◆ Work required
Reproduce the records below exactly, leaving out any pictures.
::::
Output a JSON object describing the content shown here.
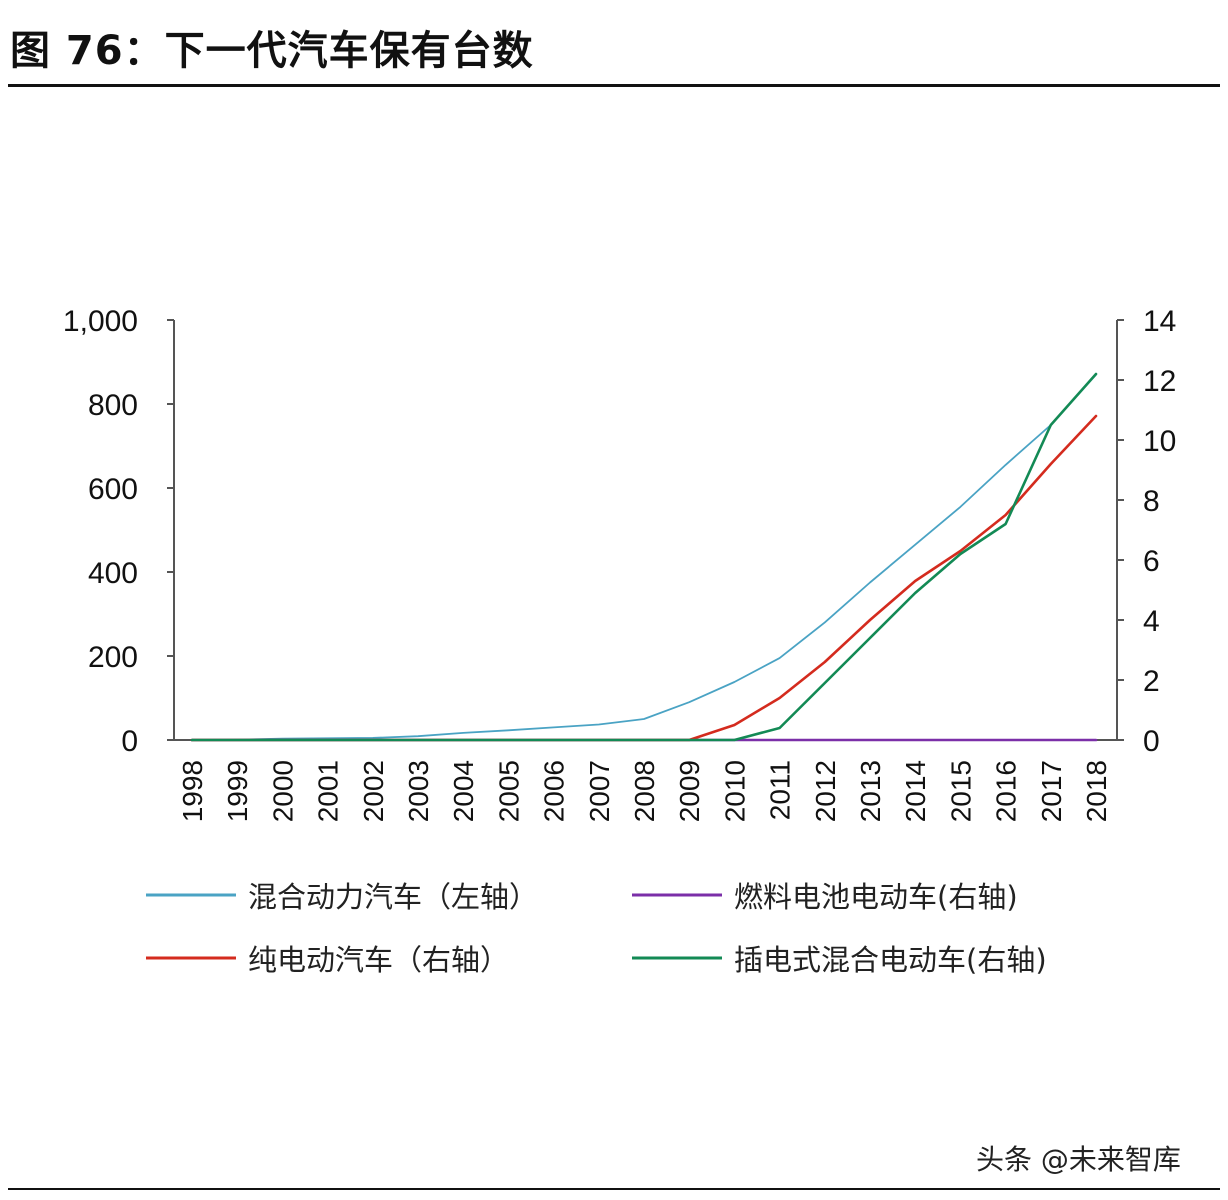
{
  "figure_title": "图 76：下一代汽车保有台数",
  "watermark": "头条 @未来智库",
  "chart_data": {
    "type": "line",
    "x": [
      "1998",
      "1999",
      "2000",
      "2001",
      "2002",
      "2003",
      "2004",
      "2005",
      "2006",
      "2007",
      "2008",
      "2009",
      "2010",
      "2011",
      "2012",
      "2013",
      "2014",
      "2015",
      "2016",
      "2017",
      "2018"
    ],
    "y_left_range": [
      0,
      1000
    ],
    "y_left_ticks": [
      "0",
      "200",
      "400",
      "600",
      "800",
      "1,000"
    ],
    "y_right_range": [
      0,
      14
    ],
    "y_right_ticks": [
      "0",
      "2",
      "4",
      "6",
      "8",
      "10",
      "12",
      "14"
    ],
    "legend_placement": "bottom",
    "grid": false,
    "series": [
      {
        "name": "混合动力汽车（左轴）",
        "axis": "left",
        "color": "#4aa3c4",
        "values": [
          0,
          1,
          3,
          4,
          5,
          9,
          17,
          23,
          30,
          37,
          50,
          90,
          138,
          195,
          280,
          375,
          465,
          555,
          655,
          750,
          870
        ]
      },
      {
        "name": "燃料电池电动车(右轴)",
        "axis": "right",
        "color": "#7b2fa8",
        "values": [
          0,
          0,
          0,
          0,
          0,
          0,
          0,
          0,
          0,
          0,
          0,
          0,
          0,
          0,
          0,
          0,
          0,
          0,
          0,
          0,
          0
        ]
      },
      {
        "name": "纯电动汽车（右轴）",
        "axis": "right",
        "color": "#d42b1e",
        "values": [
          0,
          0,
          0,
          0,
          0,
          0,
          0,
          0,
          0,
          0,
          0,
          0,
          0.5,
          1.4,
          2.6,
          4.0,
          5.3,
          6.3,
          7.5,
          9.2,
          10.8
        ]
      },
      {
        "name": "插电式混合电动车(右轴)",
        "axis": "right",
        "color": "#138a55",
        "values": [
          0,
          0,
          0,
          0,
          0,
          0,
          0,
          0,
          0,
          0,
          0,
          0,
          0,
          0.4,
          1.9,
          3.4,
          4.9,
          6.2,
          7.2,
          10.5,
          12.2
        ]
      }
    ]
  }
}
::::
◆ Answer
Output a JSON object describing the content shown here.
{
  "figure_title": "图 76：下一代汽车保有台数",
  "watermark": "头条 @未来智库",
  "chart_data": {
    "type": "line",
    "x": [
      "1998",
      "1999",
      "2000",
      "2001",
      "2002",
      "2003",
      "2004",
      "2005",
      "2006",
      "2007",
      "2008",
      "2009",
      "2010",
      "2011",
      "2012",
      "2013",
      "2014",
      "2015",
      "2016",
      "2017",
      "2018"
    ],
    "y_left_range": [
      0,
      1000
    ],
    "y_left_ticks": [
      "0",
      "200",
      "400",
      "600",
      "800",
      "1,000"
    ],
    "y_right_range": [
      0,
      14
    ],
    "y_right_ticks": [
      "0",
      "2",
      "4",
      "6",
      "8",
      "10",
      "12",
      "14"
    ],
    "legend_placement": "bottom",
    "grid": false,
    "series": [
      {
        "name": "混合动力汽车（左轴）",
        "axis": "left",
        "color": "#4aa3c4",
        "values": [
          0,
          1,
          3,
          4,
          5,
          9,
          17,
          23,
          30,
          37,
          50,
          90,
          138,
          195,
          280,
          375,
          465,
          555,
          655,
          750,
          870
        ]
      },
      {
        "name": "燃料电池电动车(右轴)",
        "axis": "right",
        "color": "#7b2fa8",
        "values": [
          0,
          0,
          0,
          0,
          0,
          0,
          0,
          0,
          0,
          0,
          0,
          0,
          0,
          0,
          0,
          0,
          0,
          0,
          0,
          0,
          0
        ]
      },
      {
        "name": "纯电动汽车（右轴）",
        "axis": "right",
        "color": "#d42b1e",
        "values": [
          0,
          0,
          0,
          0,
          0,
          0,
          0,
          0,
          0,
          0,
          0,
          0,
          0.5,
          1.4,
          2.6,
          4.0,
          5.3,
          6.3,
          7.5,
          9.2,
          10.8
        ]
      },
      {
        "name": "插电式混合电动车(右轴)",
        "axis": "right",
        "color": "#138a55",
        "values": [
          0,
          0,
          0,
          0,
          0,
          0,
          0,
          0,
          0,
          0,
          0,
          0,
          0,
          0.4,
          1.9,
          3.4,
          4.9,
          6.2,
          7.2,
          10.5,
          12.2
        ]
      }
    ]
  }
}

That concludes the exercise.